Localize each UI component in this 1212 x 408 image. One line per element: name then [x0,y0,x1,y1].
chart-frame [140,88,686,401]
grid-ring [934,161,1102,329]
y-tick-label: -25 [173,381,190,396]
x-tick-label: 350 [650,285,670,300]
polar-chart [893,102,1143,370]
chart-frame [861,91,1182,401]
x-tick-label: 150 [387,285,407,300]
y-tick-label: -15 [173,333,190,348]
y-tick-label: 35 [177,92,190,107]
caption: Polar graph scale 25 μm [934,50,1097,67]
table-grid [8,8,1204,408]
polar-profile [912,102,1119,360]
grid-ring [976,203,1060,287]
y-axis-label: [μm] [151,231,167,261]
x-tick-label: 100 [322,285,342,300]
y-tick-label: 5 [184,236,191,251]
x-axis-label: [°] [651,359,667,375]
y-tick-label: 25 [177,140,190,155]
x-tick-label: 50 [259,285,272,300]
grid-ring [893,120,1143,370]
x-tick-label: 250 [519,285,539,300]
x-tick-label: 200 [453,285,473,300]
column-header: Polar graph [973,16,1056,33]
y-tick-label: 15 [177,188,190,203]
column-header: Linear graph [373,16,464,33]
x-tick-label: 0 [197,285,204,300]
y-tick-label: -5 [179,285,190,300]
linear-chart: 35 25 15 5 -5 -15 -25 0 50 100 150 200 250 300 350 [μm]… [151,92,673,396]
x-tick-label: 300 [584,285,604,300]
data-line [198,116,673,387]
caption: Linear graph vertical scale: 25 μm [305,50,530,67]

- - - - - - -

OBJECTIVE: Express every line of the data above as a Markdown table with the columns "Row" and "Entry". "Row" holds the line's number and "Entry" holds the line itself. Leave out blank lines.

COMPLETE RESPONSE:
| Row | Entry |
|---|---|
| 1 | Localize each UI component in this 1212 x 408 image. One line per element: name then [x0,y0,x1,y1]. |
| 2 | chart-frame [140,88,686,401] |
| 3 | grid-ring [934,161,1102,329] |
| 4 | y-tick-label: -25 [173,381,190,396] |
| 5 | x-tick-label: 350 [650,285,670,300] |
| 6 | polar-chart [893,102,1143,370] |
| 7 | chart-frame [861,91,1182,401] |
| 8 | x-tick-label: 150 [387,285,407,300] |
| 9 | y-tick-label: -15 [173,333,190,348] |
| 10 | y-tick-label: 35 [177,92,190,107] |
| 11 | caption: Polar graph scale 25 μm [934,50,1097,67] |
| 12 | table-grid [8,8,1204,408] |
| 13 | polar-profile [912,102,1119,360] |
| 14 | grid-ring [976,203,1060,287] |
| 15 | y-axis-label: [μm] [151,231,167,261] |
| 16 | x-tick-label: 100 [322,285,342,300] |
| 17 | y-tick-label: 5 [184,236,191,251] |
| 18 | x-axis-label: [°] [651,359,667,375] |
| 19 | y-tick-label: 25 [177,140,190,155] |
| 20 | x-tick-label: 50 [259,285,272,300] |
| 21 | grid-ring [893,120,1143,370] |
| 22 | x-tick-label: 250 [519,285,539,300] |
| 23 | x-tick-label: 200 [453,285,473,300] |
| 24 | column-header: Polar graph [973,16,1056,33] |
| 25 | y-tick-label: 15 [177,188,190,203] |
| 26 | column-header: Linear graph [373,16,464,33] |
| 27 | x-tick-label: 0 [197,285,204,300] |
| 28 | y-tick-label: -5 [179,285,190,300] |
| 29 | linear-chart: 35 25 15 5 -5 -15 -25 0 50 100 150 200 250 300 350 [μm]… [151,92,673,396] |
| 30 | x-tick-label: 300 [584,285,604,300] |
| 31 | data-line [198,116,673,387] |
| 32 | caption: Linear graph vertical scale: 25 μm [305,50,530,67] |